Write out each line word for word. Drop pictures.

[Begin]

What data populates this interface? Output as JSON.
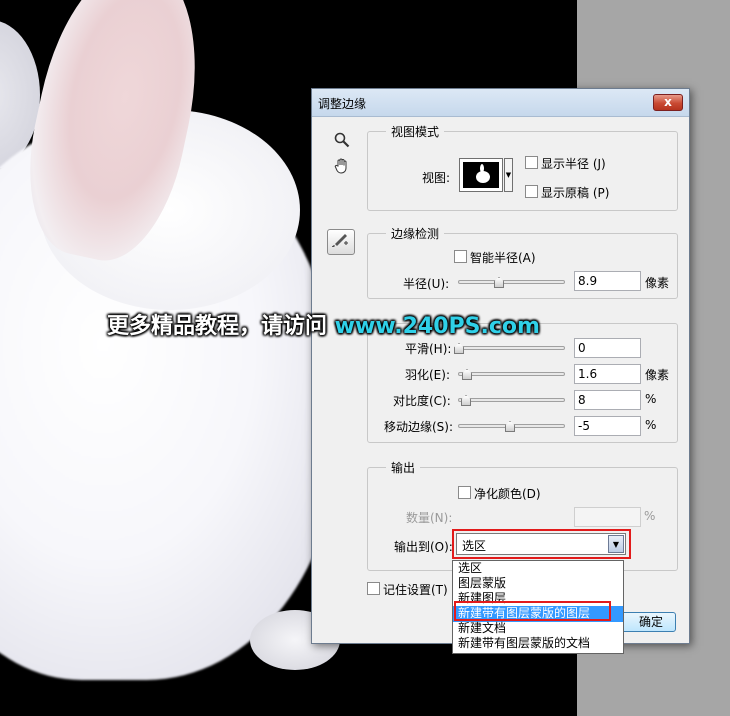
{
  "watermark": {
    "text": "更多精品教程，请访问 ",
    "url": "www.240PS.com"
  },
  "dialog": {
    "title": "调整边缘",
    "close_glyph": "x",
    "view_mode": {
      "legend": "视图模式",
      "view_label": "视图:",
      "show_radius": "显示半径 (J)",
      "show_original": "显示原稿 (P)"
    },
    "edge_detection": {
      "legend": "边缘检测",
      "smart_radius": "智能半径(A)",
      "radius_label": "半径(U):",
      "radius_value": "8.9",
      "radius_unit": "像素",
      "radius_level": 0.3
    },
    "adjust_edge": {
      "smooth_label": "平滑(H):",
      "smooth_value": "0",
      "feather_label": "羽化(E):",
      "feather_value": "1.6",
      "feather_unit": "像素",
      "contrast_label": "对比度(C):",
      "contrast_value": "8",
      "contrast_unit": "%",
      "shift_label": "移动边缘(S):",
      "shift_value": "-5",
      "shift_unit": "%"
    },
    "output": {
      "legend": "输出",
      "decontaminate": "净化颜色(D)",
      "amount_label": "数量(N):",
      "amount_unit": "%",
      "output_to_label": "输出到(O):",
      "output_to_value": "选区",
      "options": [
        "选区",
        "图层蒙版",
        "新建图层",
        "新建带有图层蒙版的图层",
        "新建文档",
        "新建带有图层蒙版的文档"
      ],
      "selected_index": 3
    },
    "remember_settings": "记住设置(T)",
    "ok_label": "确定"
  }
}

[End]

Result below
What data populates this interface? Output as JSON.
{
  "watermark": {
    "text": "更多精品教程，请访问 ",
    "url": "www.240PS.com"
  },
  "dialog": {
    "title": "调整边缘",
    "close_glyph": "x",
    "view_mode": {
      "legend": "视图模式",
      "view_label": "视图:",
      "show_radius": "显示半径 (J)",
      "show_original": "显示原稿 (P)"
    },
    "edge_detection": {
      "legend": "边缘检测",
      "smart_radius": "智能半径(A)",
      "radius_label": "半径(U):",
      "radius_value": "8.9",
      "radius_unit": "像素",
      "radius_level": 0.3
    },
    "adjust_edge": {
      "smooth_label": "平滑(H):",
      "smooth_value": "0",
      "feather_label": "羽化(E):",
      "feather_value": "1.6",
      "feather_unit": "像素",
      "contrast_label": "对比度(C):",
      "contrast_value": "8",
      "contrast_unit": "%",
      "shift_label": "移动边缘(S):",
      "shift_value": "-5",
      "shift_unit": "%"
    },
    "output": {
      "legend": "输出",
      "decontaminate": "净化颜色(D)",
      "amount_label": "数量(N):",
      "amount_unit": "%",
      "output_to_label": "输出到(O):",
      "output_to_value": "选区",
      "options": [
        "选区",
        "图层蒙版",
        "新建图层",
        "新建带有图层蒙版的图层",
        "新建文档",
        "新建带有图层蒙版的文档"
      ],
      "selected_index": 3
    },
    "remember_settings": "记住设置(T)",
    "ok_label": "确定"
  }
}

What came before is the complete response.